Give only the number of lines in the records below that contain the word "ring".
---- INFORMATION SUPPLIED
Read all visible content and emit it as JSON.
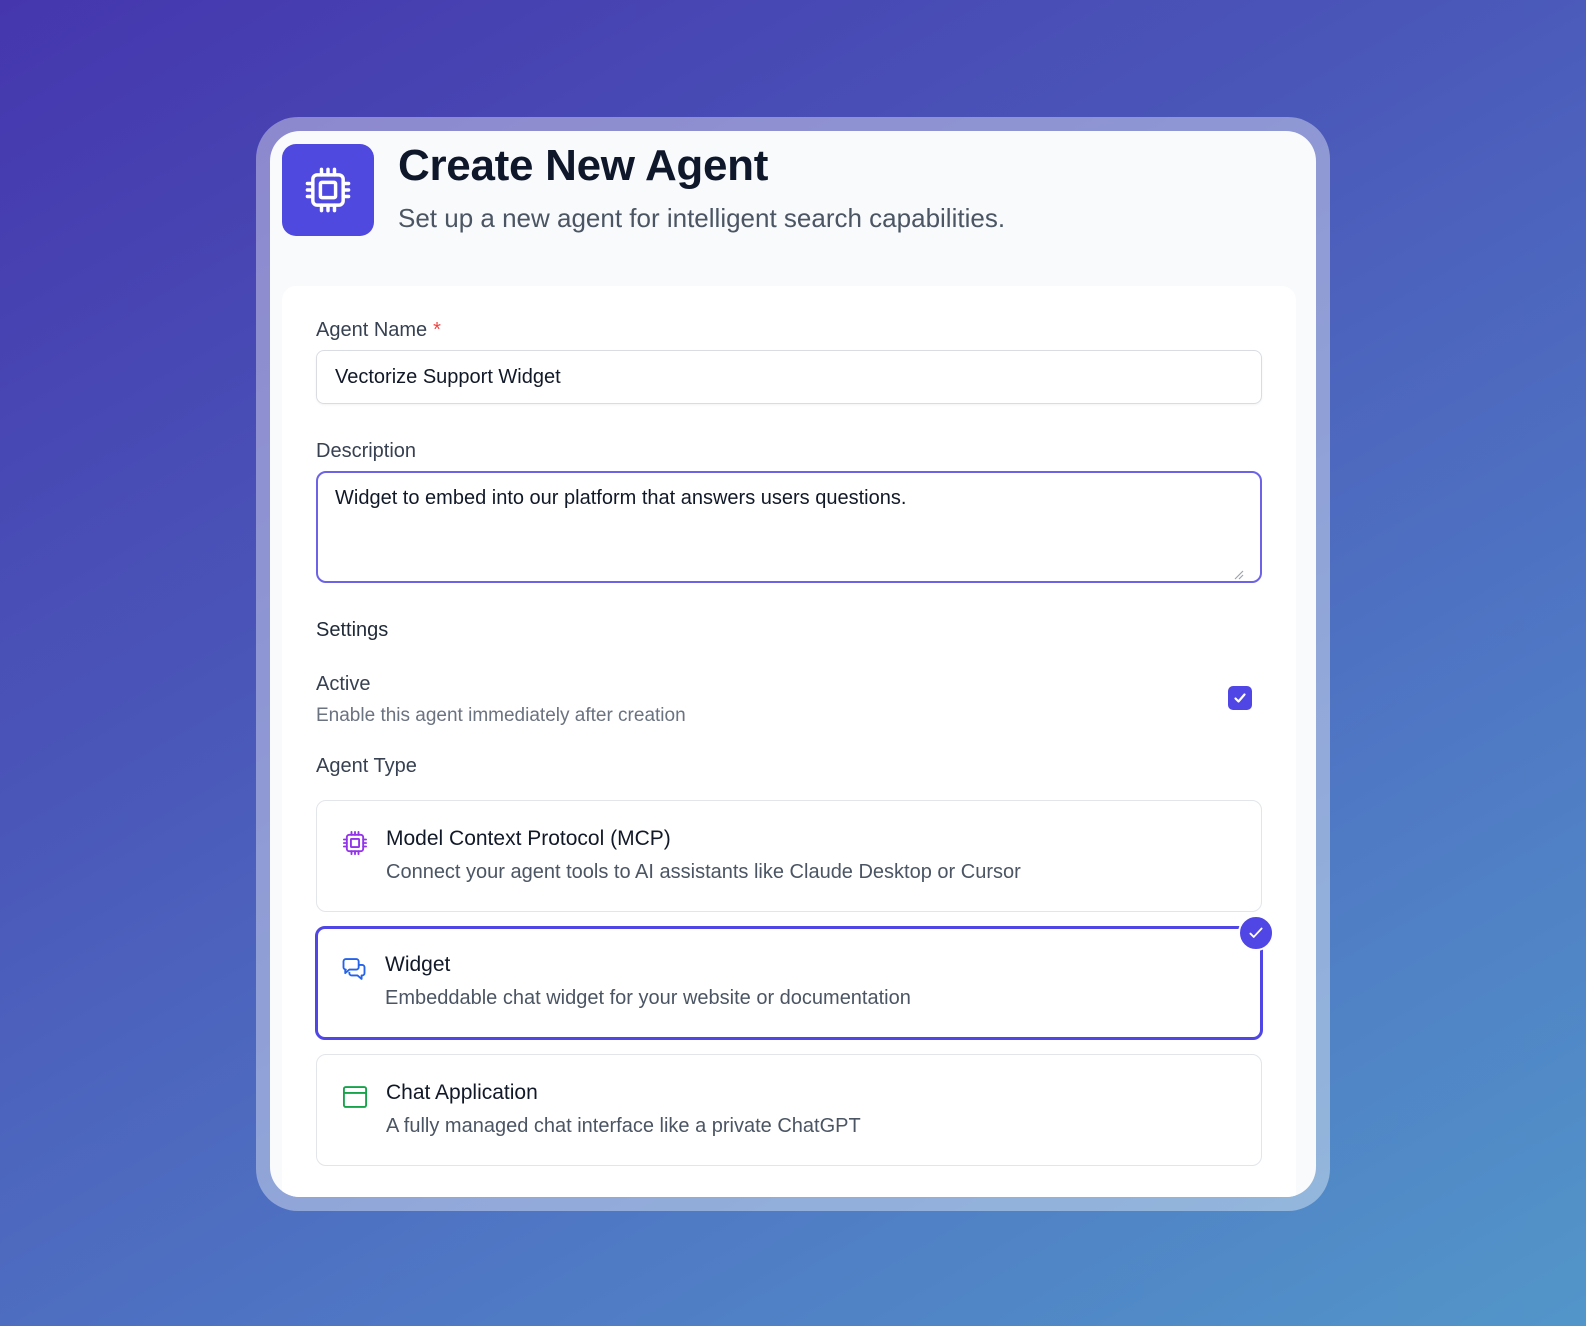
{
  "header": {
    "title": "Create New Agent",
    "subtitle": "Set up a new agent for intelligent search capabilities.",
    "logo_icon": "cpu-chip-icon"
  },
  "form": {
    "agent_name": {
      "label": "Agent Name",
      "required_mark": "*",
      "value": "Vectorize Support Widget"
    },
    "description": {
      "label": "Description",
      "value": "Widget to embed into our platform that answers users questions."
    },
    "settings": {
      "title": "Settings",
      "active": {
        "label": "Active",
        "description": "Enable this agent immediately after creation",
        "checked": true
      }
    },
    "agent_type": {
      "label": "Agent Type",
      "options": [
        {
          "title": "Model Context Protocol (MCP)",
          "description": "Connect your agent tools to AI assistants like Claude Desktop or Cursor",
          "icon": "cpu-chip-icon",
          "color": "#9333ea",
          "selected": false
        },
        {
          "title": "Widget",
          "description": "Embeddable chat widget for your website or documentation",
          "icon": "chat-bubbles-icon",
          "color": "#2563eb",
          "selected": true
        },
        {
          "title": "Chat Application",
          "description": "A fully managed chat interface like a private ChatGPT",
          "icon": "browser-window-icon",
          "color": "#16a34a",
          "selected": false
        }
      ]
    }
  },
  "colors": {
    "accent": "#4f46e5",
    "required": "#ef4444"
  }
}
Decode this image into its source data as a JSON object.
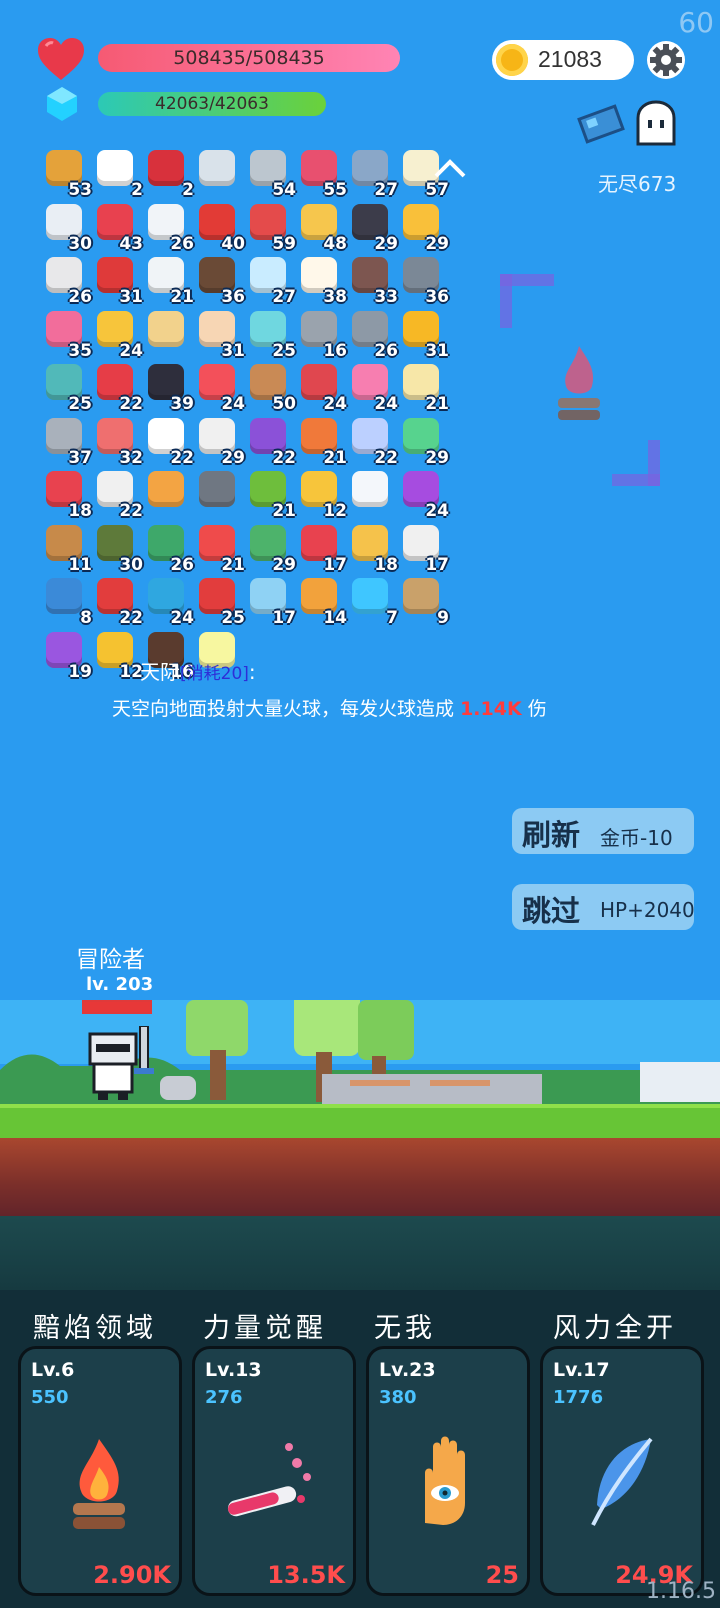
{
  "fps": "60",
  "version": "1.16.5",
  "hp": {
    "text": "508435/508435"
  },
  "mp": {
    "text": "42063/42063"
  },
  "coins": "21083",
  "endless_label": "无尽673",
  "items": [
    {
      "icon": "book-icon",
      "count": "53",
      "color": "#e4a23a"
    },
    {
      "icon": "speech-bubble-icon",
      "count": "2",
      "color": "#ffffff"
    },
    {
      "icon": "magnet-icon",
      "count": "2",
      "color": "#d8313c"
    },
    {
      "icon": "sword-icon",
      "count": "",
      "color": "#d9e2ea"
    },
    {
      "icon": "sword-icon",
      "count": "54",
      "color": "#bcc6cf"
    },
    {
      "icon": "jar-icon",
      "count": "55",
      "color": "#e8506f"
    },
    {
      "icon": "shield-icon",
      "count": "27",
      "color": "#8aa7c8"
    },
    {
      "icon": "flower-icon",
      "count": "57",
      "color": "#f7f0d0"
    },
    {
      "icon": "envelope-icon",
      "count": "30",
      "color": "#e9eef4"
    },
    {
      "icon": "watermelon-icon",
      "count": "43",
      "color": "#e8414f"
    },
    {
      "icon": "cloud-icon",
      "count": "26",
      "color": "#f1f4f8"
    },
    {
      "icon": "apple-icon",
      "count": "40",
      "color": "#e23b36"
    },
    {
      "icon": "sock-icon",
      "count": "59",
      "color": "#e44b4b"
    },
    {
      "icon": "star-card-icon",
      "count": "48",
      "color": "#f6c64d"
    },
    {
      "icon": "cauldron-icon",
      "count": "29",
      "color": "#3c3c4a"
    },
    {
      "icon": "sun-cloud-icon",
      "count": "29",
      "color": "#f9c03a"
    },
    {
      "icon": "dice-icon",
      "count": "26",
      "color": "#e8e8ea"
    },
    {
      "icon": "mushroom-icon",
      "count": "31",
      "color": "#df3a3a"
    },
    {
      "icon": "clipboard-icon",
      "count": "21",
      "color": "#f0f4f7"
    },
    {
      "icon": "coconut-icon",
      "count": "36",
      "color": "#6a4a36"
    },
    {
      "icon": "halo-icon",
      "count": "27",
      "color": "#c9ecff"
    },
    {
      "icon": "egg-icon",
      "count": "38",
      "color": "#fff8ea"
    },
    {
      "icon": "door-icon",
      "count": "33",
      "color": "#7d5650"
    },
    {
      "icon": "axe-icon",
      "count": "36",
      "color": "#7b8896"
    },
    {
      "icon": "ice-cream-icon",
      "count": "35",
      "color": "#f26d9b"
    },
    {
      "icon": "crown-icon",
      "count": "24",
      "color": "#f7c53b"
    },
    {
      "icon": "scroll-icon",
      "count": "",
      "color": "#f2d28c"
    },
    {
      "icon": "hand-icon",
      "count": "31",
      "color": "#f7d6b4"
    },
    {
      "icon": "scroll-icon",
      "count": "25",
      "color": "#6fd7e0"
    },
    {
      "icon": "meteor-icon",
      "count": "16",
      "color": "#9aa3ad"
    },
    {
      "icon": "clock-icon",
      "count": "26",
      "color": "#8d99a6"
    },
    {
      "icon": "sunflower-icon",
      "count": "31",
      "color": "#f7b825"
    },
    {
      "icon": "target-ring-icon",
      "count": "25",
      "color": "#51b9b9"
    },
    {
      "icon": "strawberry-icon",
      "count": "22",
      "color": "#e63d47"
    },
    {
      "icon": "bat-icon",
      "count": "39",
      "color": "#2e2e3c"
    },
    {
      "icon": "pill-icon",
      "count": "24",
      "color": "#f3505a"
    },
    {
      "icon": "donut-icon",
      "count": "50",
      "color": "#c98a55"
    },
    {
      "icon": "badge-icon",
      "count": "24",
      "color": "#e0474f"
    },
    {
      "icon": "potion-icon",
      "count": "24",
      "color": "#f77eb0"
    },
    {
      "icon": "note-icon",
      "count": "21",
      "color": "#f7e7a8"
    },
    {
      "icon": "spike-ball-icon",
      "count": "37",
      "color": "#a9b1bb"
    },
    {
      "icon": "meat-icon",
      "count": "32",
      "color": "#ef6f6f"
    },
    {
      "icon": "ghost-icon",
      "count": "22",
      "color": "#ffffff"
    },
    {
      "icon": "bulb-icon",
      "count": "29",
      "color": "#f0f0f0"
    },
    {
      "icon": "box-icon",
      "count": "22",
      "color": "#8b51d8"
    },
    {
      "icon": "flag-icon",
      "count": "21",
      "color": "#f0793a"
    },
    {
      "icon": "capsule-icon",
      "count": "22",
      "color": "#bcd0ff"
    },
    {
      "icon": "slime-icon",
      "count": "29",
      "color": "#57d38e"
    },
    {
      "icon": "heart-icon",
      "count": "18",
      "color": "#e8424f"
    },
    {
      "icon": "cards-icon",
      "count": "22",
      "color": "#f0f0f0"
    },
    {
      "icon": "map-scroll-icon",
      "count": "",
      "color": "#f3a443"
    },
    {
      "icon": "helmet-icon",
      "count": "",
      "color": "#6f7782"
    },
    {
      "icon": "zombie-icon",
      "count": "21",
      "color": "#6ebe3c"
    },
    {
      "icon": "wand-icon",
      "count": "12",
      "color": "#f7c53b"
    },
    {
      "icon": "wing-icon",
      "count": "",
      "color": "#f4f7fb"
    },
    {
      "icon": "crystal-ball-icon",
      "count": "24",
      "color": "#a64ce0"
    },
    {
      "icon": "bow-icon",
      "count": "11",
      "color": "#c78a4a"
    },
    {
      "icon": "grenade-icon",
      "count": "30",
      "color": "#5e7a3a"
    },
    {
      "icon": "turtle-icon",
      "count": "26",
      "color": "#3ea86a"
    },
    {
      "icon": "thermometer-icon",
      "count": "21",
      "color": "#ef4b4b"
    },
    {
      "icon": "cash-icon",
      "count": "29",
      "color": "#4db36b"
    },
    {
      "icon": "broken-heart-icon",
      "count": "17",
      "color": "#e8424f"
    },
    {
      "icon": "ring-icon",
      "count": "18",
      "color": "#f5c24b"
    },
    {
      "icon": "feather-red-icon",
      "count": "17",
      "color": "#f0f0f0"
    },
    {
      "icon": "crosshair-icon",
      "count": "8",
      "color": "#3b8ad8"
    },
    {
      "icon": "gift-icon",
      "count": "22",
      "color": "#e23d3d"
    },
    {
      "icon": "chat-icon",
      "count": "24",
      "color": "#2fa7e0"
    },
    {
      "icon": "red-card-icon",
      "count": "25",
      "color": "#e23d3d"
    },
    {
      "icon": "snow-globe-icon",
      "count": "17",
      "color": "#8fd2f4"
    },
    {
      "icon": "quest-scroll-icon",
      "count": "14",
      "color": "#f2a23c"
    },
    {
      "icon": "gem-icon",
      "count": "7",
      "color": "#3fc6ff"
    },
    {
      "icon": "noose-icon",
      "count": "9",
      "color": "#c9a16a"
    },
    {
      "icon": "purple-shield-icon",
      "count": "19",
      "color": "#9a56e0"
    },
    {
      "icon": "coins-icon",
      "count": "12",
      "color": "#f5c230"
    },
    {
      "icon": "meteor-card-icon",
      "count": "16",
      "color": "#5a3b2e"
    },
    {
      "icon": "light-card-icon",
      "count": "",
      "color": "#f7f7a0"
    }
  ],
  "skill": {
    "name_fragment": "天际",
    "cost": "[消耗20]",
    "colon": ":",
    "desc_prefix": "天空向地面投射大量火球，每发火球造成",
    "desc_value": "1.14K",
    "desc_suffix": "伤"
  },
  "refresh": {
    "label": "刷新",
    "sub": "金币-10"
  },
  "skip": {
    "label": "跳过",
    "sub": "HP+2040"
  },
  "player": {
    "name": "冒险者",
    "level": "lv. 203"
  },
  "abilities": [
    {
      "title": "黯焰领域",
      "level": "Lv.6",
      "value": "550",
      "damage": "2.90K",
      "icon": "campfire-icon"
    },
    {
      "title": "力量觉醒",
      "level": "Lv.13",
      "value": "276",
      "damage": "13.5K",
      "icon": "test-tube-icon"
    },
    {
      "title": "无我",
      "level": "Lv.23",
      "value": "380",
      "damage": "25",
      "icon": "eye-hand-icon"
    },
    {
      "title": "风力全开",
      "level": "Lv.17",
      "value": "1776",
      "damage": "24.9K",
      "icon": "feather-icon"
    }
  ]
}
--------
• [COMPLETE ANSWER]
2